# start of Provided data
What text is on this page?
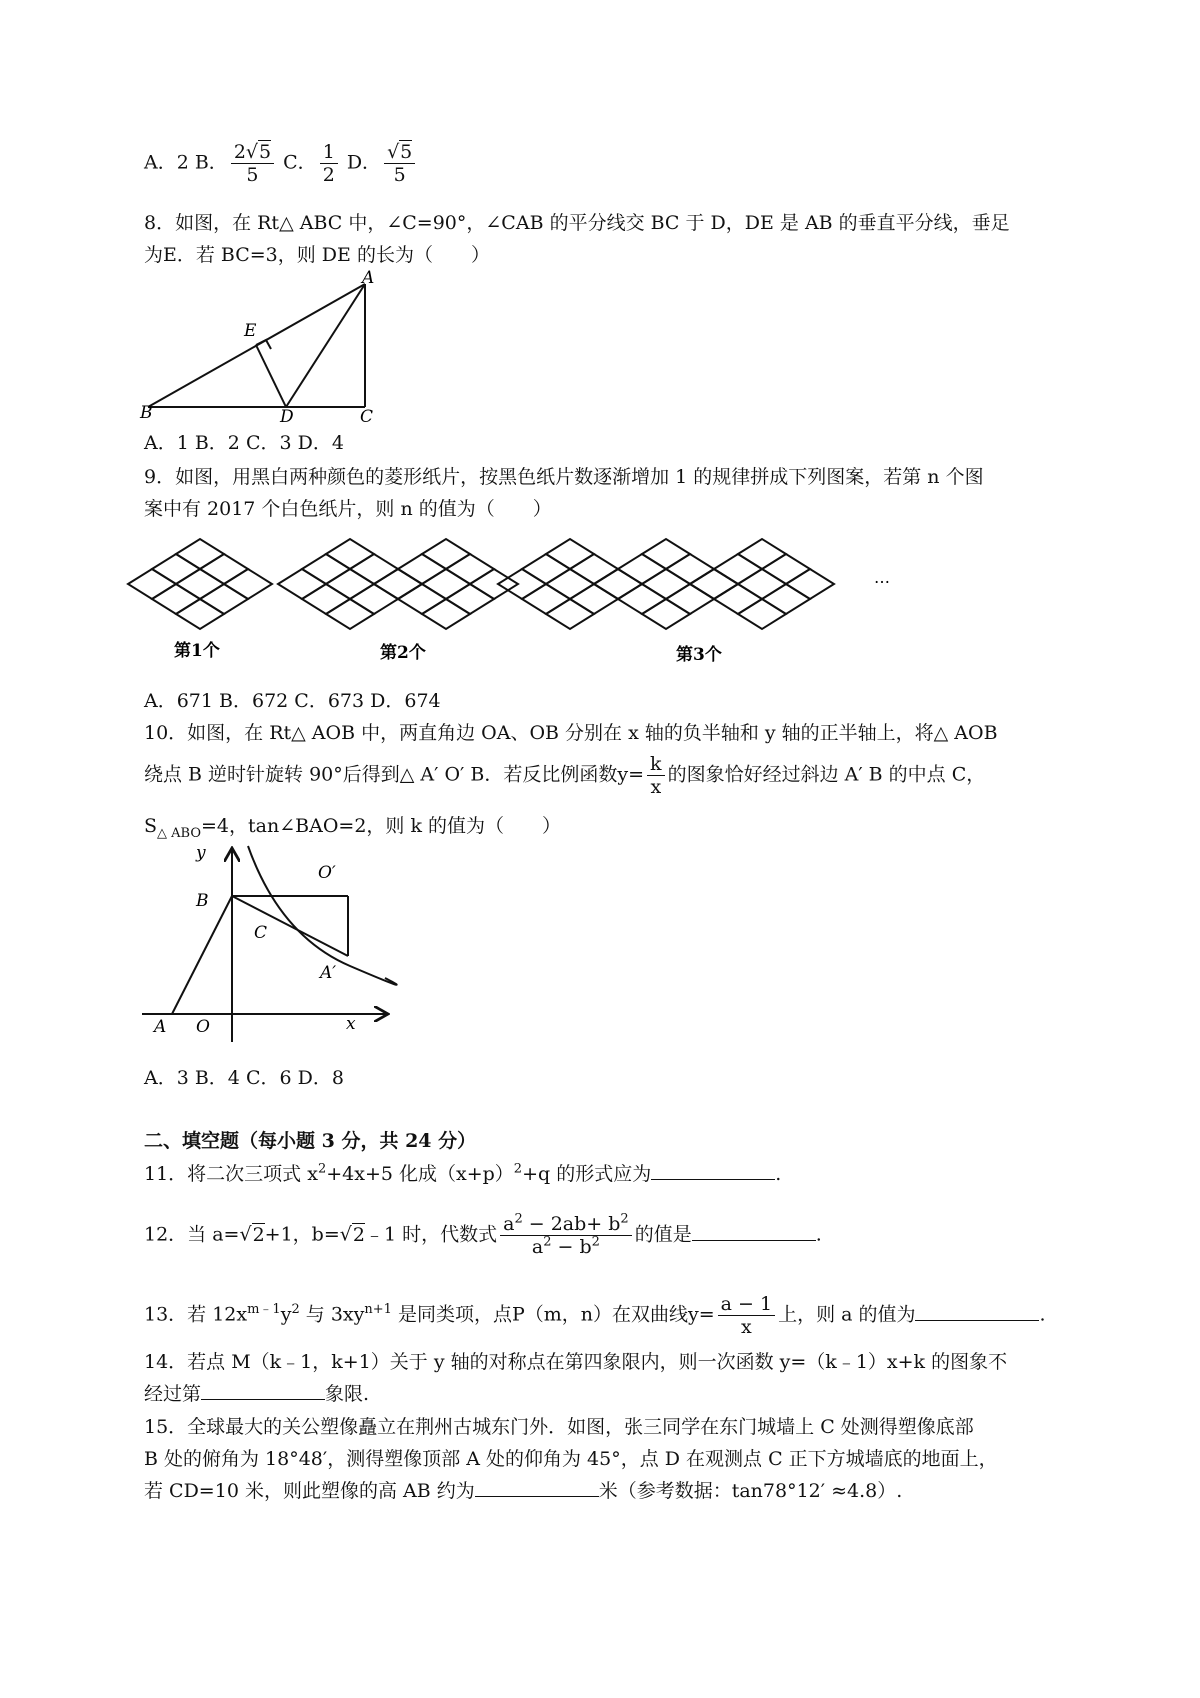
A．2 B． $\frac{2√5}{5}$ C． $\frac{1}{2}$ D． $\frac{√5}{5}$
8．如图，在 Rt△ ABC 中，∠C=90°，∠CAB 的平分线交 BC 于 D，DE 是 AB 的垂直平分线，垂足
为E．若 BC=3，则 DE 的长为（　　）
B
A
C
D
E
A．1 B．2 C．3 D．4
9．如图，用黑白两种颜色的菱形纸片，按黑色纸片数逐渐增加 1 的规律拼成下列图案，若第 n 个图
案中有 2017 个白色纸片，则 n 的值为（　　）
…
第1个	第2个	第3个
A．671 B．672 C．673 D．674
10．如图，在 Rt△ AOB 中，两直角边 OA、OB 分别在 x 轴的负半轴和 y 轴的正半轴上，将△ AOB
绕点 B 逆时针旋转 90°后得到△ A′ O′ B．若反比例函数$y= \frac{k}{x}$ 的图象恰好经过斜边 A′ B 的中点 C，
$S_{\triangle ABO}=4$，tan∠BAO=2，则 k 的值为（　　）
y
x
A O
B
C
O′
A′
A．3 B．4 C．6 D．8
二、填空题（每小题 3 分，共 24 分）
11．将二次三项式 $x^2+4x+5$ 化成$(x+p)^2+q$ 的形式应为	.
12．当 a=√2+1，b=√2﹣1 时，代数式 $\frac{a^2 - 2ab+ b^2}{a^2 - b^2}$ 的值是	.
13．若 $12x^{m﹣1}y^2$ 与 $3xy^{n+1}$ 是同类项，点P（m，n）在双曲线$y= \frac{a - 1}{x}$ 上，则 a 的值为	.
14．若点 M（k﹣1，k+1）关于 y 轴的对称点在第四象限内，则一次函数 y=（k﹣1）x+k 的图象不
经过第	象限.
15．全球最大的关公塑像矗立在荆州古城东门外．如图，张三同学在东门城墙上 C 处测得塑像底部
B 处的俯角为 18°48′，测得塑像顶部 A 处的仰角为 45°，点 D 在观测点 C 正下方城墙底的地面上，
若 CD=10 米，则此塑像的高 AB 约为	米（参考数据：tan78°12′ ≈4.8）.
# end of Provided data
◆ Requirements ◆
Reproduce every entry word for word, but omit the pictures.

◆ Exercise response ◆
What text is on this page?
A．2 B． $\frac{2√5}{5}$ C． $\frac{1}{2}$ D． $\frac{√5}{5}$
8．如图，在 Rt△ ABC 中，∠C=90°，∠CAB 的平分线交 BC 于 D，DE 是 AB 的垂直平分线，垂足
为E．若 BC=3，则 DE 的长为（　　）
B
A
C
D
E
A．1 B．2 C．3 D．4
9．如图，用黑白两种颜色的菱形纸片，按黑色纸片数逐渐增加 1 的规律拼成下列图案，若第 n 个图
案中有 2017 个白色纸片，则 n 的值为（　　）
…
第1个	第2个	第3个
A．671 B．672 C．673 D．674
10．如图，在 Rt△ AOB 中，两直角边 OA、OB 分别在 x 轴的负半轴和 y 轴的正半轴上，将△ AOB
绕点 B 逆时针旋转 90°后得到△ A′ O′ B．若反比例函数$y= \frac{k}{x}$ 的图象恰好经过斜边 A′ B 的中点 C，
$S_{\triangle ABO}=4$，tan∠BAO=2，则 k 的值为（　　）
y
x
A O
B
C
O′
A′
A．3 B．4 C．6 D．8
二、填空题（每小题 3 分，共 24 分）
11．将二次三项式 $x^2+4x+5$ 化成$(x+p)^2+q$ 的形式应为	.
12．当 a=√2+1，b=√2﹣1 时，代数式 $\frac{a^2 - 2ab+ b^2}{a^2 - b^2}$ 的值是	.
13．若 $12x^{m﹣1}y^2$ 与 $3xy^{n+1}$ 是同类项，点P（m，n）在双曲线$y= \frac{a - 1}{x}$ 上，则 a 的值为	.
14．若点 M（k﹣1，k+1）关于 y 轴的对称点在第四象限内，则一次函数 y=（k﹣1）x+k 的图象不
经过第	象限.
15．全球最大的关公塑像矗立在荆州古城东门外．如图，张三同学在东门城墙上 C 处测得塑像底部
B 处的俯角为 18°48′，测得塑像顶部 A 处的仰角为 45°，点 D 在观测点 C 正下方城墙底的地面上，
若 CD=10 米，则此塑像的高 AB 约为	米（参考数据：tan78°12′ ≈4.8）.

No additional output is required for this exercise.